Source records
.....
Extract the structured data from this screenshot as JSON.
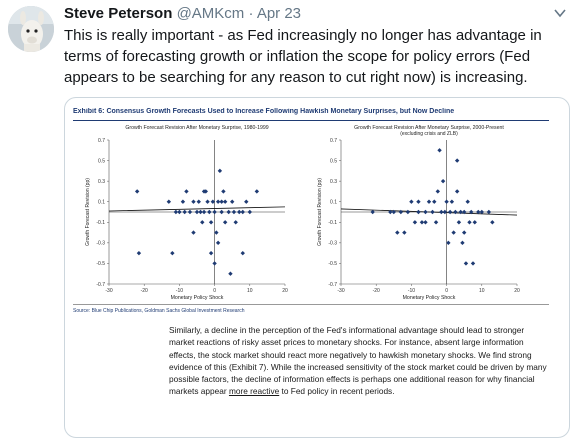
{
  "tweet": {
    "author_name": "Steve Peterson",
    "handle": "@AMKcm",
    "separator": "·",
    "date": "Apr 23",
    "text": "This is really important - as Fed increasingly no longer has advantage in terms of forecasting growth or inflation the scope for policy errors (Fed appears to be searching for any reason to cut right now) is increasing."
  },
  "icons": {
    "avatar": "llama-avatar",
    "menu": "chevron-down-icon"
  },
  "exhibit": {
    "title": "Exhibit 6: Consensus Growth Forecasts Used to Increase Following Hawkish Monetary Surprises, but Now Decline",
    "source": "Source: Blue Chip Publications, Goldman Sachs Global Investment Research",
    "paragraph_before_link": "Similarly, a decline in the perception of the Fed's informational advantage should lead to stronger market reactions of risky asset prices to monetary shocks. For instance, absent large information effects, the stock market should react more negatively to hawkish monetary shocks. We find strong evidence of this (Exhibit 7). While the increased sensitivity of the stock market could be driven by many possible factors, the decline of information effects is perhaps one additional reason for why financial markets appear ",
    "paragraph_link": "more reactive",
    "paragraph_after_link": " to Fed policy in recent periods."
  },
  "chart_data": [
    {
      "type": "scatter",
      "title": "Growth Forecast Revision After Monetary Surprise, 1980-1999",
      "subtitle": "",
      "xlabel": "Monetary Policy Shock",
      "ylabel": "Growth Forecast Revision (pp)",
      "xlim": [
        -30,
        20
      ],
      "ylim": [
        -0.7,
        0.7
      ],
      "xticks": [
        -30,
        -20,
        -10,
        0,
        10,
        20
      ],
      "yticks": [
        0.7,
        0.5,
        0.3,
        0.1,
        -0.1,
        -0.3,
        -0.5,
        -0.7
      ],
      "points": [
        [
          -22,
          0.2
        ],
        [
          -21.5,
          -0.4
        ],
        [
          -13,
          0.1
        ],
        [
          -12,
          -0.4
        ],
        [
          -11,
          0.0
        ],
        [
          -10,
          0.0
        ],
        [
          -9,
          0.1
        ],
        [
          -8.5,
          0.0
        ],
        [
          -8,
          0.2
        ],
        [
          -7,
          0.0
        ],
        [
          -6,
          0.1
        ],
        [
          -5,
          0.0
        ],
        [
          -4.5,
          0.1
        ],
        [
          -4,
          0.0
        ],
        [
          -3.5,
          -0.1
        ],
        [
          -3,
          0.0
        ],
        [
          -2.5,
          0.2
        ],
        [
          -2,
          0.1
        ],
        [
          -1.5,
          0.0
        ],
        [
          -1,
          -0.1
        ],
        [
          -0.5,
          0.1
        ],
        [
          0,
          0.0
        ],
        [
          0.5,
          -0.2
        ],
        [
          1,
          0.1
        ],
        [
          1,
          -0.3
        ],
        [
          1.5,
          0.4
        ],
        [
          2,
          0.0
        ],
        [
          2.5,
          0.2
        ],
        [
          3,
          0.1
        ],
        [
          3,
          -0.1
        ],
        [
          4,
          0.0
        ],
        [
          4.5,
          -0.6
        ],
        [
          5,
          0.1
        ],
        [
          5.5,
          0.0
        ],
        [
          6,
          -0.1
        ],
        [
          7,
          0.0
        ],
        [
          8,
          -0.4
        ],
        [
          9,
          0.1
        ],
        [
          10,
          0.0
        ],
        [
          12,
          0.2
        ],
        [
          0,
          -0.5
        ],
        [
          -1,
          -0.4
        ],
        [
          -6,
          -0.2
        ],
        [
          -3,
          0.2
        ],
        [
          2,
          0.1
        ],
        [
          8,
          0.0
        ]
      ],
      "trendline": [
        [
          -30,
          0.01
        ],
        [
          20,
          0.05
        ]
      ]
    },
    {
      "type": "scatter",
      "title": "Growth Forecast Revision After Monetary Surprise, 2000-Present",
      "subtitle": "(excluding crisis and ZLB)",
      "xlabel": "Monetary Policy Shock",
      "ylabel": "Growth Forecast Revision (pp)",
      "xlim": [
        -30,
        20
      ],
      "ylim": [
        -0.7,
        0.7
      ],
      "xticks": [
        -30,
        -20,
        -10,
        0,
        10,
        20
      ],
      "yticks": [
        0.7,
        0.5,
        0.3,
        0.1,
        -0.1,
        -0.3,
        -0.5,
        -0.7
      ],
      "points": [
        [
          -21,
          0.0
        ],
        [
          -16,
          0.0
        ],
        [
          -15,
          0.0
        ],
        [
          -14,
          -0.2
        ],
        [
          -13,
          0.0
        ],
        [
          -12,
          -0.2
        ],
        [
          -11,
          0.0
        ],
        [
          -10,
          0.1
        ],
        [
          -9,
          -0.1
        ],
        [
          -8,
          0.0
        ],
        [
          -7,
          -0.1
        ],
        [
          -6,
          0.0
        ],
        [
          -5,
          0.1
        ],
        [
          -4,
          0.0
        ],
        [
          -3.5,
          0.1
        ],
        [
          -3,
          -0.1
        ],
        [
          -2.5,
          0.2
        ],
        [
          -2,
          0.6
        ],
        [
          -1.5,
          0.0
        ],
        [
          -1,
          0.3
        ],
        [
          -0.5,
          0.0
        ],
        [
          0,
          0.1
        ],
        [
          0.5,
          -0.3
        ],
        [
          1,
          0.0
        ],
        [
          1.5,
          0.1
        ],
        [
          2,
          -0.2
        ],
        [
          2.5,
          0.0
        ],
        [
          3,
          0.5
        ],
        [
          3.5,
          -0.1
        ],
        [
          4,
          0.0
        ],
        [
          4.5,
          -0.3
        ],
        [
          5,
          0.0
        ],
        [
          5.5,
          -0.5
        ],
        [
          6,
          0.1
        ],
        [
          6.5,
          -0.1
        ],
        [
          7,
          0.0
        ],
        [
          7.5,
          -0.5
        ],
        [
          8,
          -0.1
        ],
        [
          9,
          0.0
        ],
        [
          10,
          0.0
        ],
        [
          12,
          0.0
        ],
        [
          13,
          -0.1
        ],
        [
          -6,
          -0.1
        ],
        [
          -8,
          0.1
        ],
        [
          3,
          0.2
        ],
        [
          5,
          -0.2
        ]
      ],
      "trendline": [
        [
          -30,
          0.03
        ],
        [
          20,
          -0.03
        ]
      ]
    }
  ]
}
.....
_TASK DETAILS_.
Copy the records above exactly, leaving out every picture.

_WRITTEN ANSWER_.
Extract the structured data from this screenshot as JSON.
{
  "tweet": {
    "author_name": "Steve Peterson",
    "handle": "@AMKcm",
    "separator": "·",
    "date": "Apr 23",
    "text": "This is really important - as Fed increasingly no longer has advantage in terms of forecasting growth or inflation the scope for policy errors (Fed appears to be searching for any reason to cut right now) is increasing."
  },
  "icons": {
    "avatar": "llama-avatar",
    "menu": "chevron-down-icon"
  },
  "exhibit": {
    "title": "Exhibit 6: Consensus Growth Forecasts Used to Increase Following Hawkish Monetary Surprises, but Now Decline",
    "source": "Source: Blue Chip Publications, Goldman Sachs Global Investment Research",
    "paragraph_before_link": "Similarly, a decline in the perception of the Fed's informational advantage should lead to stronger market reactions of risky asset prices to monetary shocks. For instance, absent large information effects, the stock market should react more negatively to hawkish monetary shocks. We find strong evidence of this (Exhibit 7). While the increased sensitivity of the stock market could be driven by many possible factors, the decline of information effects is perhaps one additional reason for why financial markets appear ",
    "paragraph_link": "more reactive",
    "paragraph_after_link": " to Fed policy in recent periods."
  },
  "chart_data": [
    {
      "type": "scatter",
      "title": "Growth Forecast Revision After Monetary Surprise, 1980-1999",
      "subtitle": "",
      "xlabel": "Monetary Policy Shock",
      "ylabel": "Growth Forecast Revision (pp)",
      "xlim": [
        -30,
        20
      ],
      "ylim": [
        -0.7,
        0.7
      ],
      "xticks": [
        -30,
        -20,
        -10,
        0,
        10,
        20
      ],
      "yticks": [
        0.7,
        0.5,
        0.3,
        0.1,
        -0.1,
        -0.3,
        -0.5,
        -0.7
      ],
      "points": [
        [
          -22,
          0.2
        ],
        [
          -21.5,
          -0.4
        ],
        [
          -13,
          0.1
        ],
        [
          -12,
          -0.4
        ],
        [
          -11,
          0.0
        ],
        [
          -10,
          0.0
        ],
        [
          -9,
          0.1
        ],
        [
          -8.5,
          0.0
        ],
        [
          -8,
          0.2
        ],
        [
          -7,
          0.0
        ],
        [
          -6,
          0.1
        ],
        [
          -5,
          0.0
        ],
        [
          -4.5,
          0.1
        ],
        [
          -4,
          0.0
        ],
        [
          -3.5,
          -0.1
        ],
        [
          -3,
          0.0
        ],
        [
          -2.5,
          0.2
        ],
        [
          -2,
          0.1
        ],
        [
          -1.5,
          0.0
        ],
        [
          -1,
          -0.1
        ],
        [
          -0.5,
          0.1
        ],
        [
          0,
          0.0
        ],
        [
          0.5,
          -0.2
        ],
        [
          1,
          0.1
        ],
        [
          1,
          -0.3
        ],
        [
          1.5,
          0.4
        ],
        [
          2,
          0.0
        ],
        [
          2.5,
          0.2
        ],
        [
          3,
          0.1
        ],
        [
          3,
          -0.1
        ],
        [
          4,
          0.0
        ],
        [
          4.5,
          -0.6
        ],
        [
          5,
          0.1
        ],
        [
          5.5,
          0.0
        ],
        [
          6,
          -0.1
        ],
        [
          7,
          0.0
        ],
        [
          8,
          -0.4
        ],
        [
          9,
          0.1
        ],
        [
          10,
          0.0
        ],
        [
          12,
          0.2
        ],
        [
          0,
          -0.5
        ],
        [
          -1,
          -0.4
        ],
        [
          -6,
          -0.2
        ],
        [
          -3,
          0.2
        ],
        [
          2,
          0.1
        ],
        [
          8,
          0.0
        ]
      ],
      "trendline": [
        [
          -30,
          0.01
        ],
        [
          20,
          0.05
        ]
      ]
    },
    {
      "type": "scatter",
      "title": "Growth Forecast Revision After Monetary Surprise, 2000-Present",
      "subtitle": "(excluding crisis and ZLB)",
      "xlabel": "Monetary Policy Shock",
      "ylabel": "Growth Forecast Revision (pp)",
      "xlim": [
        -30,
        20
      ],
      "ylim": [
        -0.7,
        0.7
      ],
      "xticks": [
        -30,
        -20,
        -10,
        0,
        10,
        20
      ],
      "yticks": [
        0.7,
        0.5,
        0.3,
        0.1,
        -0.1,
        -0.3,
        -0.5,
        -0.7
      ],
      "points": [
        [
          -21,
          0.0
        ],
        [
          -16,
          0.0
        ],
        [
          -15,
          0.0
        ],
        [
          -14,
          -0.2
        ],
        [
          -13,
          0.0
        ],
        [
          -12,
          -0.2
        ],
        [
          -11,
          0.0
        ],
        [
          -10,
          0.1
        ],
        [
          -9,
          -0.1
        ],
        [
          -8,
          0.0
        ],
        [
          -7,
          -0.1
        ],
        [
          -6,
          0.0
        ],
        [
          -5,
          0.1
        ],
        [
          -4,
          0.0
        ],
        [
          -3.5,
          0.1
        ],
        [
          -3,
          -0.1
        ],
        [
          -2.5,
          0.2
        ],
        [
          -2,
          0.6
        ],
        [
          -1.5,
          0.0
        ],
        [
          -1,
          0.3
        ],
        [
          -0.5,
          0.0
        ],
        [
          0,
          0.1
        ],
        [
          0.5,
          -0.3
        ],
        [
          1,
          0.0
        ],
        [
          1.5,
          0.1
        ],
        [
          2,
          -0.2
        ],
        [
          2.5,
          0.0
        ],
        [
          3,
          0.5
        ],
        [
          3.5,
          -0.1
        ],
        [
          4,
          0.0
        ],
        [
          4.5,
          -0.3
        ],
        [
          5,
          0.0
        ],
        [
          5.5,
          -0.5
        ],
        [
          6,
          0.1
        ],
        [
          6.5,
          -0.1
        ],
        [
          7,
          0.0
        ],
        [
          7.5,
          -0.5
        ],
        [
          8,
          -0.1
        ],
        [
          9,
          0.0
        ],
        [
          10,
          0.0
        ],
        [
          12,
          0.0
        ],
        [
          13,
          -0.1
        ],
        [
          -6,
          -0.1
        ],
        [
          -8,
          0.1
        ],
        [
          3,
          0.2
        ],
        [
          5,
          -0.2
        ]
      ],
      "trendline": [
        [
          -30,
          0.03
        ],
        [
          20,
          -0.03
        ]
      ]
    }
  ]
}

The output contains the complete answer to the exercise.